__ANGEZEIGTER TEXT__.
::::::::

Pixelpark Rien ne va plus

Die verlustreiche Internetagentur schließt ihre französische Dependance. Die Geschäfte übernimmt der IT-Dienstleister Aston.

Berlin – Der defizitäre Internet-Dienstleister Pixelpark  zieht sich aus dem französischen Markt zurück. Paulus Neef hatte bereits auf der Hauptversammlung Ende Juni angekündigt, dass er möglicherweise weitere Sparmaßnahmen ergreifen müsse.

Angesichts eines Rekordverlustes im Jahr 2001 von circa 86 Millionen Euro und liquiden Mitteln von 19,8 Millionen Euro Ende März wird die Luft zunehmend dünner. Zwar hatte Mehrheitsgesellschafter Bertelsmann Ende Juni noch einmal auf die Rückzahlung eines 40 Millionen Euro schweren Kredits verzichtet. Doch angesichts der weiterhin schwierigen Marktlage sieht sich der einstige Börsenstar offensichtlich dazu gezwungen, seinen Sparkurs noch weiter zu verschärfen.

::::::::

(Gesammelte Dateneinträge)
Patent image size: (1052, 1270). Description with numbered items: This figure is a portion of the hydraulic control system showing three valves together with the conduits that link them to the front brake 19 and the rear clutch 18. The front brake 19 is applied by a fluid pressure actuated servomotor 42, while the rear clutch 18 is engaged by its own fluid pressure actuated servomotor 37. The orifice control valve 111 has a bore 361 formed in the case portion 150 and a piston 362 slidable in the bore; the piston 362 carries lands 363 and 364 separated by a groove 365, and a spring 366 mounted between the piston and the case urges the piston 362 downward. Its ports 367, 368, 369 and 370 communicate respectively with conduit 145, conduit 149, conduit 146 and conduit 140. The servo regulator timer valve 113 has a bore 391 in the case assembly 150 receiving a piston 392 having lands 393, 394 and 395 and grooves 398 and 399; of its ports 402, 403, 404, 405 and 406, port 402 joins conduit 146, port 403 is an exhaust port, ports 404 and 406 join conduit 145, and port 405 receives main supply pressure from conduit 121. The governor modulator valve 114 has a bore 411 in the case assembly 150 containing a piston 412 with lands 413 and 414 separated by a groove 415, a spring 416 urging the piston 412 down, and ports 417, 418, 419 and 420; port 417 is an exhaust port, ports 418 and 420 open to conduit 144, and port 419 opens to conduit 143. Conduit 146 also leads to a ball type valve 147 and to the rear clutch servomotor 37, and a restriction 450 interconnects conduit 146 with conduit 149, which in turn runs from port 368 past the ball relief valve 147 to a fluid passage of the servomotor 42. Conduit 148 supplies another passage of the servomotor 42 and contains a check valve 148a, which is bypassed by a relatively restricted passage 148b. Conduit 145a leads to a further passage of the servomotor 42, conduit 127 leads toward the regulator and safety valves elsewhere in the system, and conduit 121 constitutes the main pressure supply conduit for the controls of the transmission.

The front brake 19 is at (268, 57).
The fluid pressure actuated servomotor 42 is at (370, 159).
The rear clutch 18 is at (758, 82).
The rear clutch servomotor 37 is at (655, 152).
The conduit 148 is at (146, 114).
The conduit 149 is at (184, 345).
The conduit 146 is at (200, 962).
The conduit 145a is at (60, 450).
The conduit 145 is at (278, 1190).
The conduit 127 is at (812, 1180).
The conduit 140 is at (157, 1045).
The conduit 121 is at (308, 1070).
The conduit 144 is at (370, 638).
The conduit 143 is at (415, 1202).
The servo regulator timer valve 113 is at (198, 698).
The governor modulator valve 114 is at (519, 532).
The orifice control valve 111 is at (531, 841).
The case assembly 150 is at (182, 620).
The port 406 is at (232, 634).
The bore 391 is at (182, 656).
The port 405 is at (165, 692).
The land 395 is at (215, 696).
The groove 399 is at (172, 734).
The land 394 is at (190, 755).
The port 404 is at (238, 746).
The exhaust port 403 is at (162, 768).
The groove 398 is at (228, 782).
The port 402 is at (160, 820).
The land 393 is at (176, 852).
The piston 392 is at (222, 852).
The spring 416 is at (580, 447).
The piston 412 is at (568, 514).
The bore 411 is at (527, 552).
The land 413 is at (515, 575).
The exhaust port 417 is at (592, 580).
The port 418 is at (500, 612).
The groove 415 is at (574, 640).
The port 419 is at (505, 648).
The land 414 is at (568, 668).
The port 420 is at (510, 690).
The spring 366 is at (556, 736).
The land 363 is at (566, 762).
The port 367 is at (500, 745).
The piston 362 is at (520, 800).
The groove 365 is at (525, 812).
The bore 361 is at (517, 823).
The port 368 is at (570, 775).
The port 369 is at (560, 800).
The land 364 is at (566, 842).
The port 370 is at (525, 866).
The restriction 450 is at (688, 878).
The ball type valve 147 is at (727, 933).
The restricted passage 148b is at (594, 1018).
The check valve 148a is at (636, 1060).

::::::::

__AUFGABENSTELLUNG__.
a) Gib den Pixelpark-Artikel beginnend mit "Pixelpark Rien ne" und endend mit "weiter zu verschärfen." erneut wieder. Tausche dabei "Sparkurs" gegen "Konsolidierungskurs" aus.
b) Wie hoch war laut dem Pixelpark-Artikel der Verlust im Jahr 2001?
c) Führe den Pixelpark-Artikel nach seinem letzten Satz weiter.

__LÖSUNGEN__.
a)
Pixelpark Rien ne va plus

Die verlustreiche Internetagentur schließt ihre französische Dependance. Die Geschäfte übernimmt der IT-Dienstleister Aston.

Berlin – Der defizitäre Internet-Dienstleister Pixelpark  zieht sich aus dem französischen Markt zurück. Paulus Neef hatte bereits auf der Hauptversammlung Ende Juni angekündigt, dass er möglicherweise weitere Sparmaßnahmen ergreifen müsse.

Angesichts eines Rekordverlustes im Jahr 2001 von circa 86 Millionen Euro und liquiden Mitteln von 19,8 Millionen Euro Ende März wird die Luft zunehmend dünner. Zwar hatte Mehrheitsgesellschafter Bertelsmann Ende Juni noch einmal auf die Rückzahlung eines 40 Millionen Euro schweren Kredits verzichtet. Doch angesichts der weiterhin schwierigen Marktlage sieht sich der einstige Börsenstar offensichtlich dazu gezwungen, seinen Konsolidierungskurs noch weiter zu verschärfen.

b) Circa 86 Millionen Euro.

c)
Pixelpark will sich nunmehr auf den deutschen Markt konzentrieren. Die Geschäftstätigkeit von Pixelpark Frankreich sollen ab sofort eingestellt werden. Eine Lösung für die Kunden der Agentur ist bereits gefunden. In einer Pressemitteilung heißt es, als Partner sei der französische IT-Dienstleister Aston gewonnen worden. Das Unternehmen habe mit Wirkung zum 1. August alle operativen Mitarbeiter sowie alle laufenden und anstehenden Kundenaufträge übernommen.

In der Vergangenheit hatte Pixelpark bereits Standorte geschlossen. Die Mitarbeiterzahl sollte Ende Juni bei unter 600 Angestellten liegen, im ersten Quartal waren es noch 1189 Mitarbeiter.